--- Begin RECORDS TO USE ---

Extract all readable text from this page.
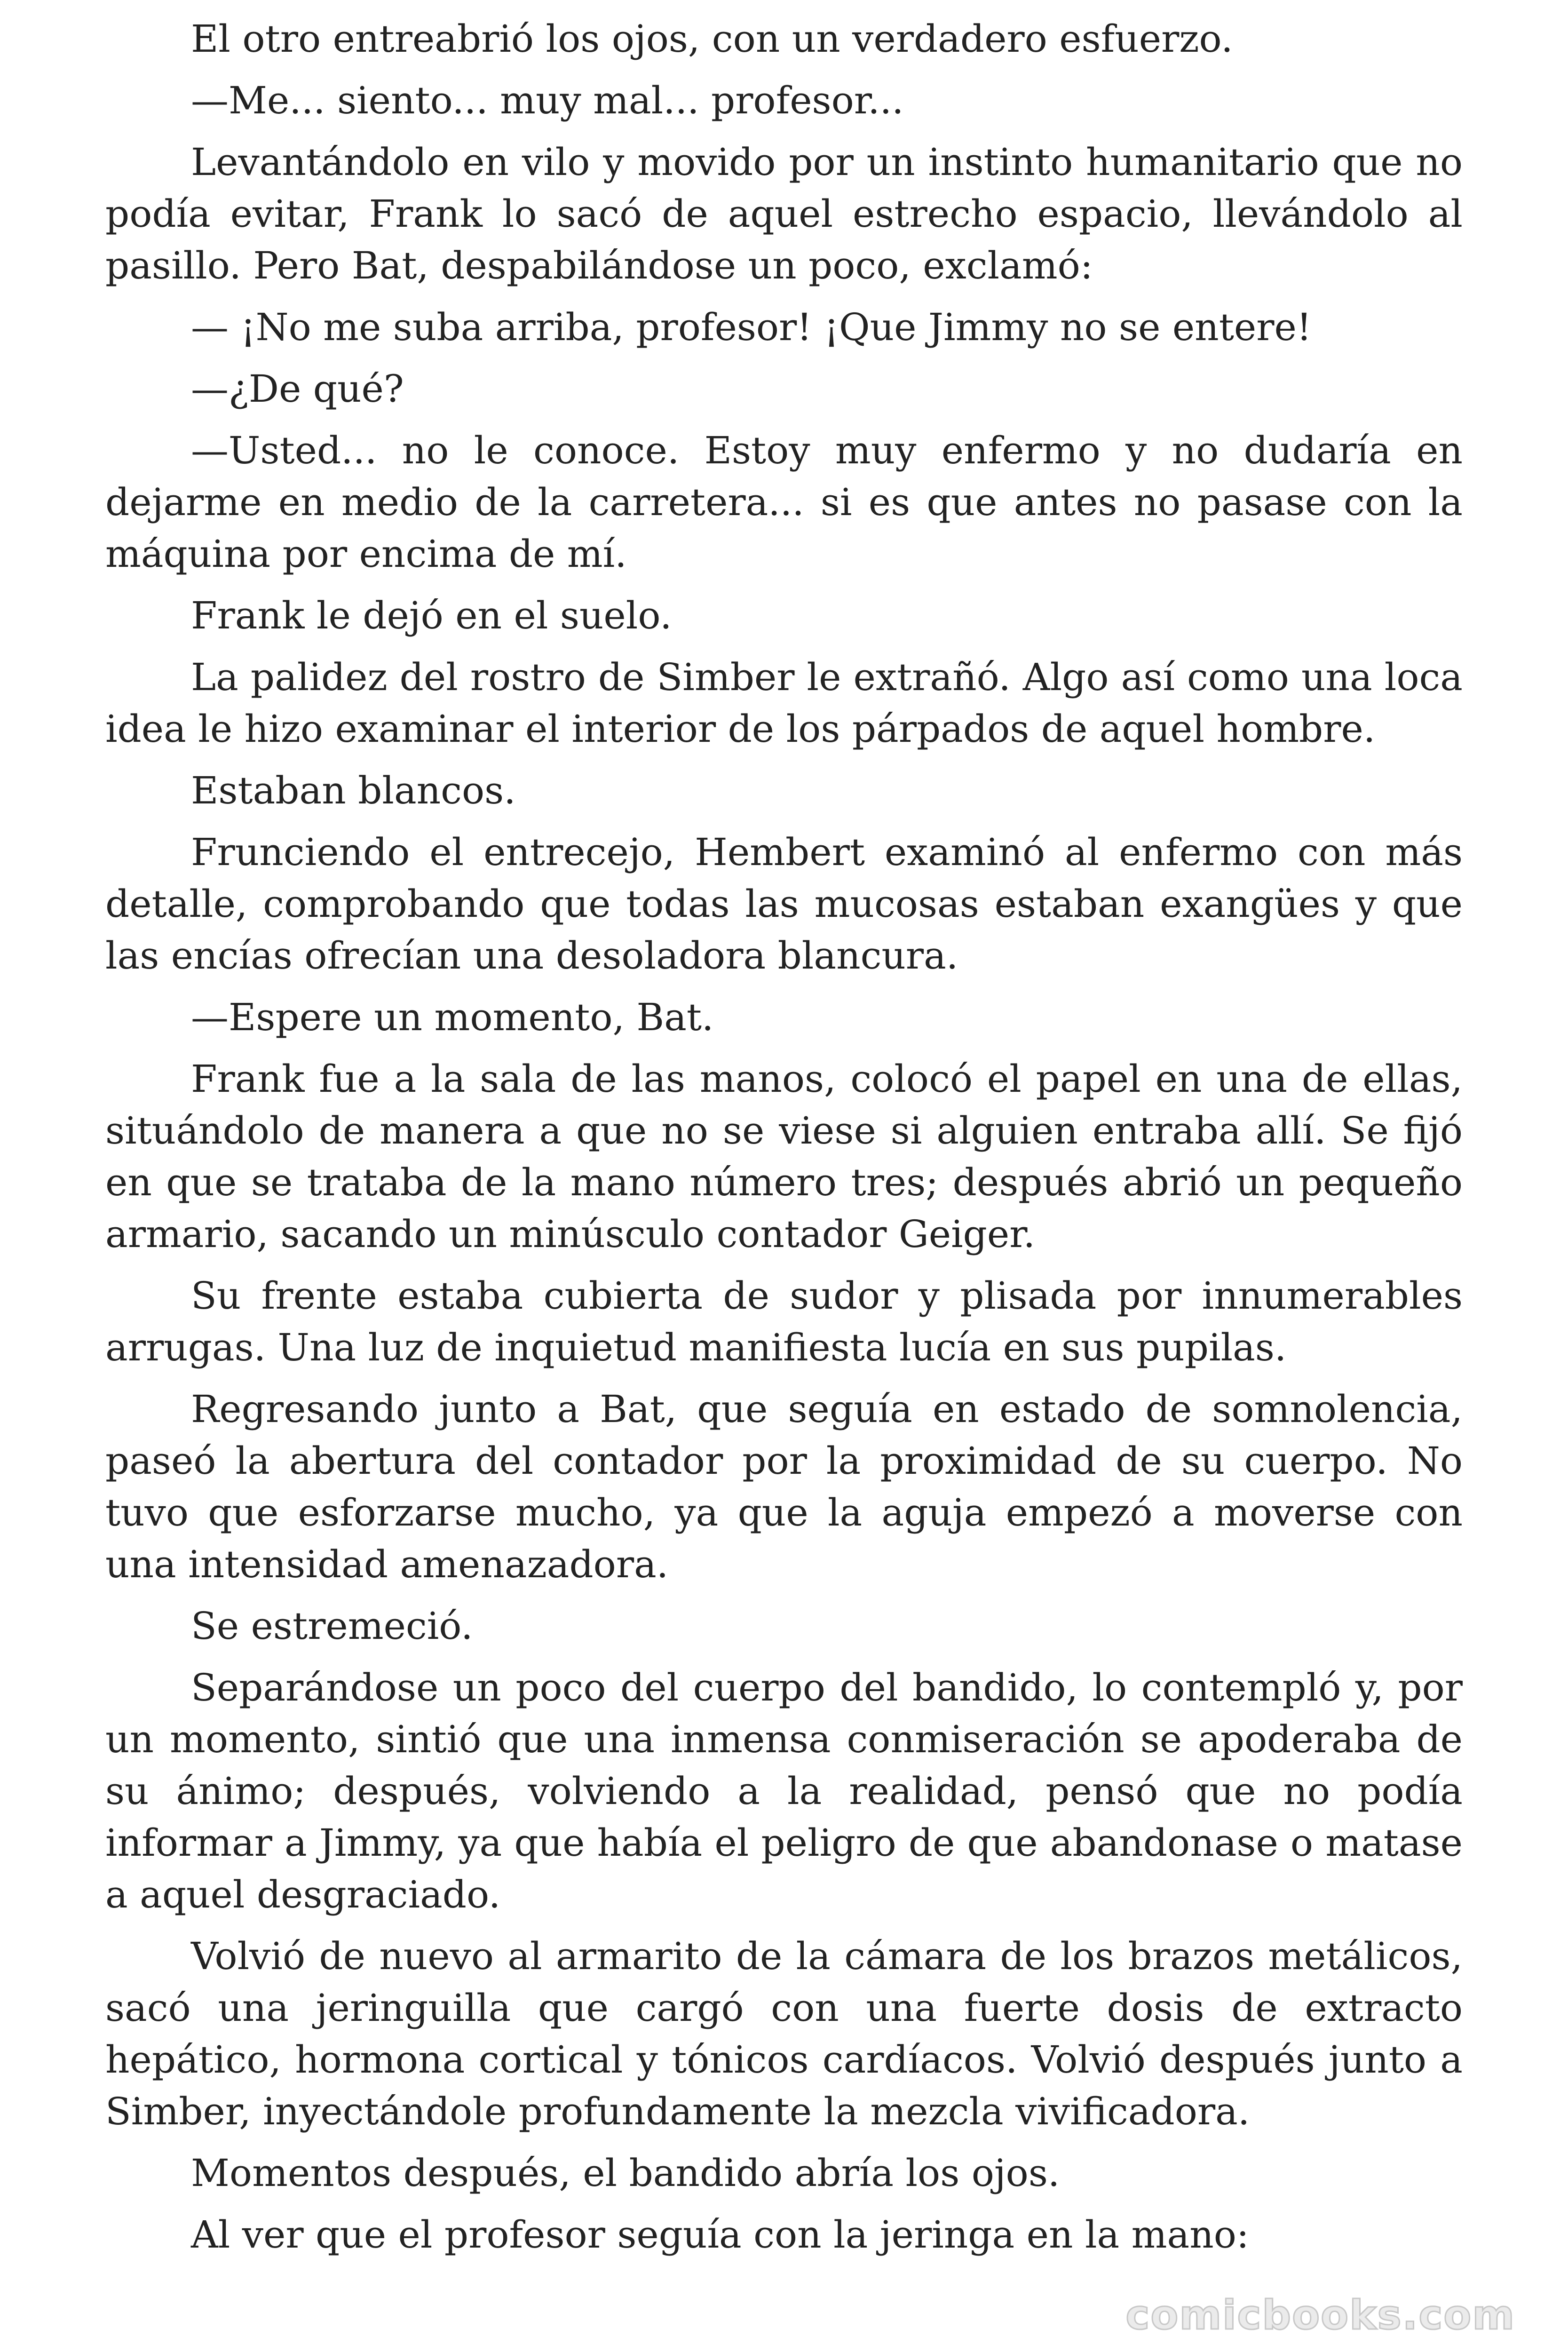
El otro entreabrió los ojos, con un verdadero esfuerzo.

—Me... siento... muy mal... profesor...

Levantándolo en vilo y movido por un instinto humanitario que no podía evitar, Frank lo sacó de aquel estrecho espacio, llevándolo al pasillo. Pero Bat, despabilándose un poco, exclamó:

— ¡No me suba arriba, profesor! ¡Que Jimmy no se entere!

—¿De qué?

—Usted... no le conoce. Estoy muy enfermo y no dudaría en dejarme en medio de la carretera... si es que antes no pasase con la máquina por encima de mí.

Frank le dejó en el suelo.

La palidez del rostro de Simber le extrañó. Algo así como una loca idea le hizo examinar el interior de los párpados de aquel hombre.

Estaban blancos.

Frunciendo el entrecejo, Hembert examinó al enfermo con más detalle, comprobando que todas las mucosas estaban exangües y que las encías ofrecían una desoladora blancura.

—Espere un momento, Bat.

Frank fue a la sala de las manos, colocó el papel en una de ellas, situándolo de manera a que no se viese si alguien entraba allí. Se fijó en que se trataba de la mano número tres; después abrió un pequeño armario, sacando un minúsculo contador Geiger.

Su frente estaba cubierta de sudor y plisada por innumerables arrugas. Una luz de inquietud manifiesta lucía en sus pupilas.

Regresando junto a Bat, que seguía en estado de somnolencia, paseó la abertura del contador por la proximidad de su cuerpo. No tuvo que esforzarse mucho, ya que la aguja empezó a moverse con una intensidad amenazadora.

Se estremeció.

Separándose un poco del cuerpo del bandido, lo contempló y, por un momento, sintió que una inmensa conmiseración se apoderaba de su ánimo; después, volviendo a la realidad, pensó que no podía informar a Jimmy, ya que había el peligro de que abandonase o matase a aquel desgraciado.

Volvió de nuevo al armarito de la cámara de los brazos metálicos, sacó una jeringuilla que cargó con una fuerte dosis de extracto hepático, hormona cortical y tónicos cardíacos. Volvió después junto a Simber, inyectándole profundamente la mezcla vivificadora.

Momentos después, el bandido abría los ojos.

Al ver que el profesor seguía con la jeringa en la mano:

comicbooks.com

--- End RECORDS TO USE ---
--- Begin RECORDS TO USE ---

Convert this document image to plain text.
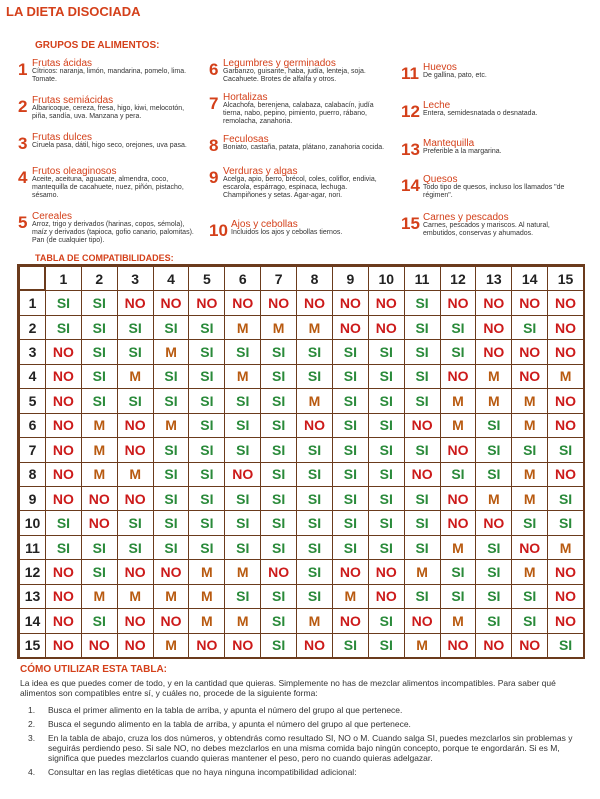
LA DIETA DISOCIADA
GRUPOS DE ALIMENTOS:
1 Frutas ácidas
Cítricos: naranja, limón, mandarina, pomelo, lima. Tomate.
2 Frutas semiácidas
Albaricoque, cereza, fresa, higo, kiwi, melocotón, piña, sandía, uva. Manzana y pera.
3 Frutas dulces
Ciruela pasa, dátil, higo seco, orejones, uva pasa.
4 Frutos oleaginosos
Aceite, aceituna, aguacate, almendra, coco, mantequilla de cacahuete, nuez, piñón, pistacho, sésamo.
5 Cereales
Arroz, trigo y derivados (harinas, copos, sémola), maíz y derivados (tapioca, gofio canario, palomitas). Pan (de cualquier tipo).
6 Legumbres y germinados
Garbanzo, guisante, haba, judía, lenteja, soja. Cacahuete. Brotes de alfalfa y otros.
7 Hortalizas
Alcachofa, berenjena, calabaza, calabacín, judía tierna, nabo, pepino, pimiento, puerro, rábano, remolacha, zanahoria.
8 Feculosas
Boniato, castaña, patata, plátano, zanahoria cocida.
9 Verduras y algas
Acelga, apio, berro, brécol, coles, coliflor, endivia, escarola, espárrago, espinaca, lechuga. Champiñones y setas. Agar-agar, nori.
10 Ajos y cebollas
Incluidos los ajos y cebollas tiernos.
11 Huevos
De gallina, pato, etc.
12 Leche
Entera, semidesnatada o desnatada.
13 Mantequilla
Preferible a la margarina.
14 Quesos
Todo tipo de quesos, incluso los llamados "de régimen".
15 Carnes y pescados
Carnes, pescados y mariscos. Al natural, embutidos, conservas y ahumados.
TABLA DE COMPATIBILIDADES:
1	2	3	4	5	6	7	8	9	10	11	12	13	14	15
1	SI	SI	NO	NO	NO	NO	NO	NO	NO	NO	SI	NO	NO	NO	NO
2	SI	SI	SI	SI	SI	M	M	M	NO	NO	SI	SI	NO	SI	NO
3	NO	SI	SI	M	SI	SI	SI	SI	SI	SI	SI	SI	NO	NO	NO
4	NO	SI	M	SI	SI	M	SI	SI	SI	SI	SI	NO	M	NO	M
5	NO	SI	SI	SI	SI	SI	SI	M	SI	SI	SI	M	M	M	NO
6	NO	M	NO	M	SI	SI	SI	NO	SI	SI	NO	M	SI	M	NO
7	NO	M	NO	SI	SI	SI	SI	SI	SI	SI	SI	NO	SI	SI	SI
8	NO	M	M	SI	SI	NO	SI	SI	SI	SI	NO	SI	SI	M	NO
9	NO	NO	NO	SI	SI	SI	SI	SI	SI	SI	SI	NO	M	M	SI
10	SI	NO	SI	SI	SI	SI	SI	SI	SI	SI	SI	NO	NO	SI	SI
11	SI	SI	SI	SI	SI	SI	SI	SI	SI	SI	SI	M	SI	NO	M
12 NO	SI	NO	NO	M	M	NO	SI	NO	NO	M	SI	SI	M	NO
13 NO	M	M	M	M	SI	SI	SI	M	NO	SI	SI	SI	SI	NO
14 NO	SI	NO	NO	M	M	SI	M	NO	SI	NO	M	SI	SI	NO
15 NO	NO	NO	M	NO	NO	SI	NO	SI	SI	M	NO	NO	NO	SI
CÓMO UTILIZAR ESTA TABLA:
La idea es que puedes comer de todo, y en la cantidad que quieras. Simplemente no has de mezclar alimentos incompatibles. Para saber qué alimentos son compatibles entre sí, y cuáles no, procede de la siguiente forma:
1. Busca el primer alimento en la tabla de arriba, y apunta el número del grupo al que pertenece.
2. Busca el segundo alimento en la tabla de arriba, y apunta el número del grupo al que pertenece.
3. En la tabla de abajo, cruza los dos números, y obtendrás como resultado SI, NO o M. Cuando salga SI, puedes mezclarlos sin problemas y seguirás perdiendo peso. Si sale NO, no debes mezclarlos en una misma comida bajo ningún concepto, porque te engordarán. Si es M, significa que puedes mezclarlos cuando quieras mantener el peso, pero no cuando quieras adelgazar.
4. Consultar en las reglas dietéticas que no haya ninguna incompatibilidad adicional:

--- End RECORDS TO USE ---

_DIRECTION_
Pull every line containing "idea" out of the data above.

_FULL RESPONSE_
La palidez del rostro de Simber le extrañó. Algo así como una loca idea le hizo examinar el interior de los párpados de aquel hombre.
La idea es que puedes comer de todo, y en la cantidad que quieras. Simplemente no has de mezclar alimentos incompatibles. Para saber qué alimentos son compatibles entre sí, y cuáles no, procede de la siguiente forma:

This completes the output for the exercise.